## Start
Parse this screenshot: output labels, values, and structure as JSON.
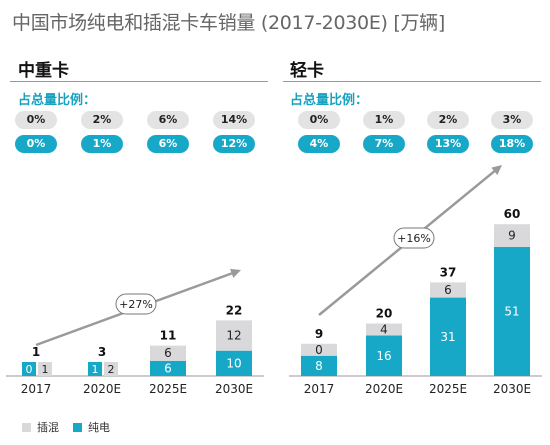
{
  "title": "中国市场纯电和插混卡车销量 (2017-2030E) [万辆]",
  "share_label": "占总量比例：",
  "legend": {
    "phev": "插混",
    "bev": "纯电"
  },
  "colors": {
    "phev": "#d9d9db",
    "bev": "#17a8c8",
    "arrow": "#9a9a9a",
    "axis": "#999999"
  },
  "panels": [
    {
      "title": "中重卡",
      "phev_share": [
        "0%",
        "2%",
        "6%",
        "14%"
      ],
      "bev_share": [
        "0%",
        "1%",
        "6%",
        "12%"
      ],
      "growth_label": "+27%"
    },
    {
      "title": "轻卡",
      "phev_share": [
        "0%",
        "1%",
        "2%",
        "3%"
      ],
      "bev_share": [
        "4%",
        "7%",
        "13%",
        "18%"
      ],
      "growth_label": "+16%"
    }
  ],
  "chart_data": [
    {
      "type": "bar",
      "stacked": true,
      "title": "中重卡",
      "categories": [
        "2017",
        "2020E",
        "2025E",
        "2030E"
      ],
      "series": [
        {
          "name": "纯电",
          "values": [
            0,
            1,
            6,
            10
          ]
        },
        {
          "name": "插混",
          "values": [
            1,
            2,
            6,
            12
          ]
        }
      ],
      "totals": [
        1,
        3,
        11,
        22
      ],
      "ylim": [
        0,
        60
      ]
    },
    {
      "type": "bar",
      "stacked": true,
      "title": "轻卡",
      "categories": [
        "2017",
        "2020E",
        "2025E",
        "2030E"
      ],
      "series": [
        {
          "name": "纯电",
          "values": [
            8,
            16,
            31,
            51
          ]
        },
        {
          "name": "插混",
          "values": [
            0,
            4,
            6,
            9
          ]
        }
      ],
      "totals": [
        9,
        20,
        37,
        60
      ],
      "ylim": [
        0,
        60
      ]
    }
  ]
}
## End
_Exercise_
Give back all entries exactly. No pictures belong in the copy.

_Task result_
Parse this screenshot: output labels, values, and structure as JSON.
{
  "title": "中国市场纯电和插混卡车销量 (2017-2030E) [万辆]",
  "share_label": "占总量比例：",
  "legend": {
    "phev": "插混",
    "bev": "纯电"
  },
  "colors": {
    "phev": "#d9d9db",
    "bev": "#17a8c8",
    "arrow": "#9a9a9a",
    "axis": "#999999"
  },
  "panels": [
    {
      "title": "中重卡",
      "phev_share": [
        "0%",
        "2%",
        "6%",
        "14%"
      ],
      "bev_share": [
        "0%",
        "1%",
        "6%",
        "12%"
      ],
      "growth_label": "+27%"
    },
    {
      "title": "轻卡",
      "phev_share": [
        "0%",
        "1%",
        "2%",
        "3%"
      ],
      "bev_share": [
        "4%",
        "7%",
        "13%",
        "18%"
      ],
      "growth_label": "+16%"
    }
  ],
  "chart_data": [
    {
      "type": "bar",
      "stacked": true,
      "title": "中重卡",
      "categories": [
        "2017",
        "2020E",
        "2025E",
        "2030E"
      ],
      "series": [
        {
          "name": "纯电",
          "values": [
            0,
            1,
            6,
            10
          ]
        },
        {
          "name": "插混",
          "values": [
            1,
            2,
            6,
            12
          ]
        }
      ],
      "totals": [
        1,
        3,
        11,
        22
      ],
      "ylim": [
        0,
        60
      ]
    },
    {
      "type": "bar",
      "stacked": true,
      "title": "轻卡",
      "categories": [
        "2017",
        "2020E",
        "2025E",
        "2030E"
      ],
      "series": [
        {
          "name": "纯电",
          "values": [
            8,
            16,
            31,
            51
          ]
        },
        {
          "name": "插混",
          "values": [
            0,
            4,
            6,
            9
          ]
        }
      ],
      "totals": [
        9,
        20,
        37,
        60
      ],
      "ylim": [
        0,
        60
      ]
    }
  ]
}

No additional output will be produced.